>> start Provided records

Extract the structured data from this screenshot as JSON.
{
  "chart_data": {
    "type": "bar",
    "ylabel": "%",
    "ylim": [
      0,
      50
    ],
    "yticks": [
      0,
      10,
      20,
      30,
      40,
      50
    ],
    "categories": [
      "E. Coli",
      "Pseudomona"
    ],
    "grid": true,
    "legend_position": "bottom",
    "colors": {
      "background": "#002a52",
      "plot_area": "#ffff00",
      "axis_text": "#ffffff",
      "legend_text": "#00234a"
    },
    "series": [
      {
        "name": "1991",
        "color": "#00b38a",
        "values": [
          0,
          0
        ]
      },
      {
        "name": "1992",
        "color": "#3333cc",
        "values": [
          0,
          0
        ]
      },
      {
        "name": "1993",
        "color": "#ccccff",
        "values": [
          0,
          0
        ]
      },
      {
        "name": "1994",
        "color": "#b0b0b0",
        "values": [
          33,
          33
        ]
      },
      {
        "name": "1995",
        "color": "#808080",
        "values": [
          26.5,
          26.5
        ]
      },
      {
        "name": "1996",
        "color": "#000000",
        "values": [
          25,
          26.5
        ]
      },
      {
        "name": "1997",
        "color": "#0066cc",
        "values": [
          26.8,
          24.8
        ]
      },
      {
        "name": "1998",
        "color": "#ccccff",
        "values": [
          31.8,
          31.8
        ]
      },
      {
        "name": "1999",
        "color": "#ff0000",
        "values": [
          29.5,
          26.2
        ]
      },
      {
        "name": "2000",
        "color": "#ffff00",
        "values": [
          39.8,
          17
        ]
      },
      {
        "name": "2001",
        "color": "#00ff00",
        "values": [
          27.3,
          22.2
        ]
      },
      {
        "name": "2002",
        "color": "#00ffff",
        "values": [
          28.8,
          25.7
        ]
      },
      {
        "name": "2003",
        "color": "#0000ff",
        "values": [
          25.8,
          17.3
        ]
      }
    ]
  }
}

>> end Provided records

• Work required: From the records above, please extract every line and repeat it exactly.

• Completed exercise:
Extract the structured data from this screenshot as JSON.
{
  "chart_data": {
    "type": "bar",
    "ylabel": "%",
    "ylim": [
      0,
      50
    ],
    "yticks": [
      0,
      10,
      20,
      30,
      40,
      50
    ],
    "categories": [
      "E. Coli",
      "Pseudomona"
    ],
    "grid": true,
    "legend_position": "bottom",
    "colors": {
      "background": "#002a52",
      "plot_area": "#ffff00",
      "axis_text": "#ffffff",
      "legend_text": "#00234a"
    },
    "series": [
      {
        "name": "1991",
        "color": "#00b38a",
        "values": [
          0,
          0
        ]
      },
      {
        "name": "1992",
        "color": "#3333cc",
        "values": [
          0,
          0
        ]
      },
      {
        "name": "1993",
        "color": "#ccccff",
        "values": [
          0,
          0
        ]
      },
      {
        "name": "1994",
        "color": "#b0b0b0",
        "values": [
          33,
          33
        ]
      },
      {
        "name": "1995",
        "color": "#808080",
        "values": [
          26.5,
          26.5
        ]
      },
      {
        "name": "1996",
        "color": "#000000",
        "values": [
          25,
          26.5
        ]
      },
      {
        "name": "1997",
        "color": "#0066cc",
        "values": [
          26.8,
          24.8
        ]
      },
      {
        "name": "1998",
        "color": "#ccccff",
        "values": [
          31.8,
          31.8
        ]
      },
      {
        "name": "1999",
        "color": "#ff0000",
        "values": [
          29.5,
          26.2
        ]
      },
      {
        "name": "2000",
        "color": "#ffff00",
        "values": [
          39.8,
          17
        ]
      },
      {
        "name": "2001",
        "color": "#00ff00",
        "values": [
          27.3,
          22.2
        ]
      },
      {
        "name": "2002",
        "color": "#00ffff",
        "values": [
          28.8,
          25.7
        ]
      },
      {
        "name": "2003",
        "color": "#0000ff",
        "values": [
          25.8,
          17.3
        ]
      }
    ]
  }
}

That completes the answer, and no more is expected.